Exercise goal – Give the number of lines that hold the string "Qatar". Nothing else is needed.

(Data items)
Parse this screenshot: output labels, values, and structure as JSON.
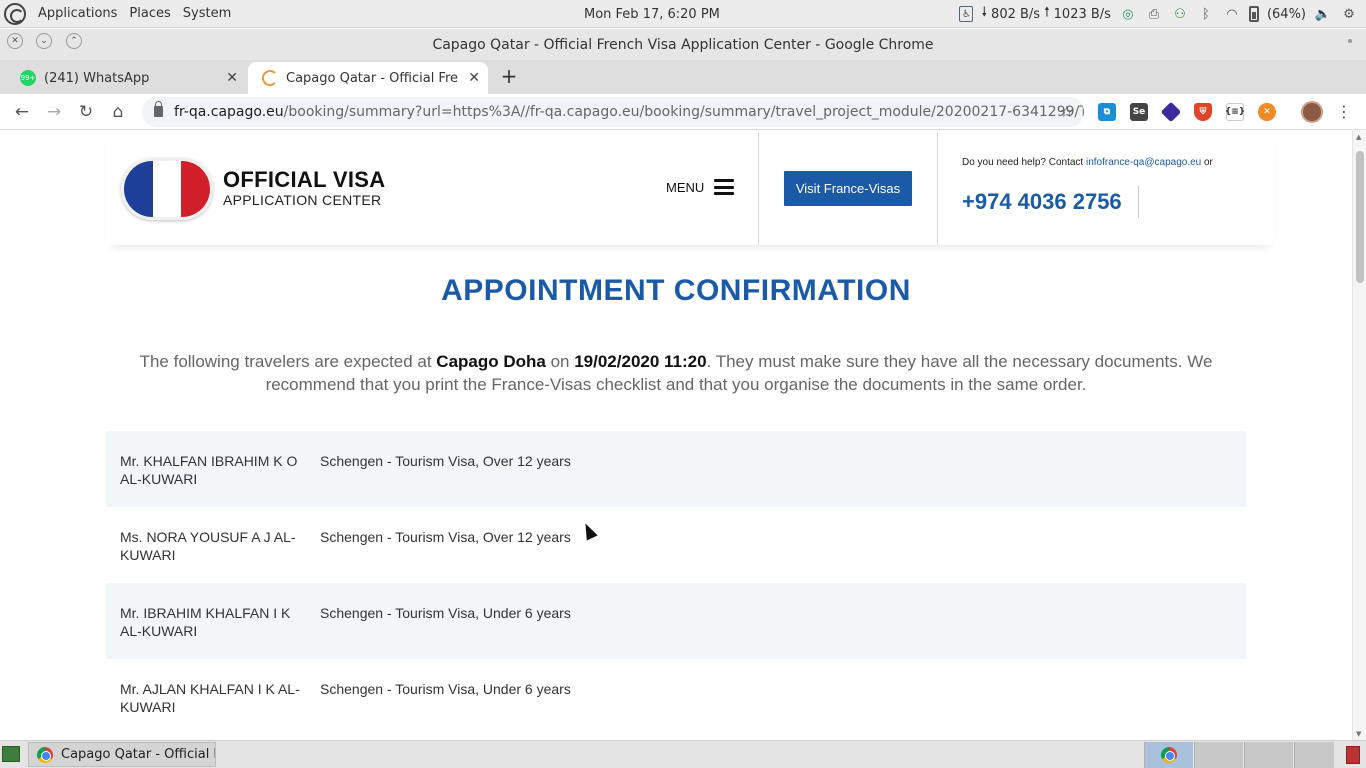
{
  "top_panel": {
    "menus": [
      "Applications",
      "Places",
      "System"
    ],
    "clock": "Mon Feb 17,  6:20 PM",
    "net_down": "802 B/s",
    "net_up": "1023 B/s",
    "battery": "(64%)"
  },
  "window": {
    "title": "Capago Qatar - Official French Visa Application Center - Google Chrome"
  },
  "tabs": [
    {
      "label": "(241) WhatsApp",
      "favicon_badge": "99+"
    },
    {
      "label": "Capago Qatar - Official French"
    }
  ],
  "toolbar": {
    "url_host": "fr-qa.capago.eu",
    "url_rest": "/booking/summary?url=https%3A//fr-qa.capago.eu/booking/summary/travel_project_module/20200217-6341299/Travel..."
  },
  "site": {
    "brand_line1": "OFFICIAL VISA",
    "brand_line2": "APPLICATION CENTER",
    "menu_label": "MENU",
    "visit_button": "Visit France-Visas",
    "help_prefix": "Do you need help? Contact ",
    "help_email": "infofrance-qa@capago.eu",
    "help_suffix": " or",
    "phone": "+974 4036 2756",
    "flag_colors": [
      "#1e3f99",
      "#ffffff",
      "#d2202a"
    ]
  },
  "page": {
    "title": "APPOINTMENT CONFIRMATION",
    "intro_1": "The following travelers are expected at ",
    "center": "Capago Doha",
    "intro_2": " on ",
    "datetime": "19/02/2020 11:20",
    "intro_3": ". They must make sure they have all the necessary documents. We recommend that you print the France-Visas checklist and that you organise the documents in the same order."
  },
  "travelers": [
    {
      "name": "Mr. KHALFAN IBRAHIM K O AL-KUWARI",
      "visa": "Schengen - Tourism Visa, Over 12 years"
    },
    {
      "name": "Ms. NORA YOUSUF A J AL-KUWARI",
      "visa": "Schengen - Tourism Visa, Over 12 years"
    },
    {
      "name": "Mr. IBRAHIM KHALFAN I K AL-KUWARI",
      "visa": "Schengen - Tourism Visa, Under 6 years"
    },
    {
      "name": "Mr. AJLAN KHALFAN I K AL-KUWARI",
      "visa": "Schengen - Tourism Visa, Under 6 years"
    }
  ],
  "taskbar": {
    "task_label": "Capago Qatar - Official F..."
  },
  "colors": {
    "brand_blue": "#1b5aa6",
    "row_stripe": "#f3f6f9"
  }
}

Solution for this task – 3